Retype everything in the listing, leaving each line exactly as it is.

** begin Stored data **

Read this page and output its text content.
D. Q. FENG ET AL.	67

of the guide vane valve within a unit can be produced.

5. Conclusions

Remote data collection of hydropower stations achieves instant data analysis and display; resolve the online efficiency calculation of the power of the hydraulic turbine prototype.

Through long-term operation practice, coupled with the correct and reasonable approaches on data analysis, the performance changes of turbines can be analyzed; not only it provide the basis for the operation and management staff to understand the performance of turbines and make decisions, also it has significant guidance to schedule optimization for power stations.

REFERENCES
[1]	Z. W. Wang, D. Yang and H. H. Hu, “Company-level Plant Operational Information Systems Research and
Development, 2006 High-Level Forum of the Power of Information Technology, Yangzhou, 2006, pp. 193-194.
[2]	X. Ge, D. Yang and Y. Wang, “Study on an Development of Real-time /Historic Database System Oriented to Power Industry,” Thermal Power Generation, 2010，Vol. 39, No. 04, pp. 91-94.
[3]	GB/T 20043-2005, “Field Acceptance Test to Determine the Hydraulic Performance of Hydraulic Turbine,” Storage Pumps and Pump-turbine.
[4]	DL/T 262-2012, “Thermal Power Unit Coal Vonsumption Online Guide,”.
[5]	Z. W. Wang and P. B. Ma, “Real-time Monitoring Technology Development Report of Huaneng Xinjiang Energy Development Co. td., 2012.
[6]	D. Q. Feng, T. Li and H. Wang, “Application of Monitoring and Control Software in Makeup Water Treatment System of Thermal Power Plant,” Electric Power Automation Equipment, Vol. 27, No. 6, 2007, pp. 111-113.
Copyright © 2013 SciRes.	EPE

** end Stored data **

**Complete response:**
Read this page and output its text content.
D. Q. FENG ET AL.	67

of the guide vane valve within a unit can be produced.

5. Conclusions

Remote data collection of hydropower stations achieves instant data analysis and display; resolve the online efficiency calculation of the power of the hydraulic turbine prototype.

Through long-term operation practice, coupled with the correct and reasonable approaches on data analysis, the performance changes of turbines can be analyzed; not only it provide the basis for the operation and management staff to understand the performance of turbines and make decisions, also it has significant guidance to schedule optimization for power stations.

REFERENCES
[1]	Z. W. Wang, D. Yang and H. H. Hu, “Company-level Plant Operational Information Systems Research and
Development, 2006 High-Level Forum of the Power of Information Technology, Yangzhou, 2006, pp. 193-194.
[2]	X. Ge, D. Yang and Y. Wang, “Study on an Development of Real-time /Historic Database System Oriented to Power Industry,” Thermal Power Generation, 2010，Vol. 39, No. 04, pp. 91-94.
[3]	GB/T 20043-2005, “Field Acceptance Test to Determine the Hydraulic Performance of Hydraulic Turbine,” Storage Pumps and Pump-turbine.
[4]	DL/T 262-2012, “Thermal Power Unit Coal Vonsumption Online Guide,”.
[5]	Z. W. Wang and P. B. Ma, “Real-time Monitoring Technology Development Report of Huaneng Xinjiang Energy Development Co. td., 2012.
[6]	D. Q. Feng, T. Li and H. Wang, “Application of Monitoring and Control Software in Makeup Water Treatment System of Thermal Power Plant,” Electric Power Automation Equipment, Vol. 27, No. 6, 2007, pp. 111-113.
Copyright © 2013 SciRes.	EPE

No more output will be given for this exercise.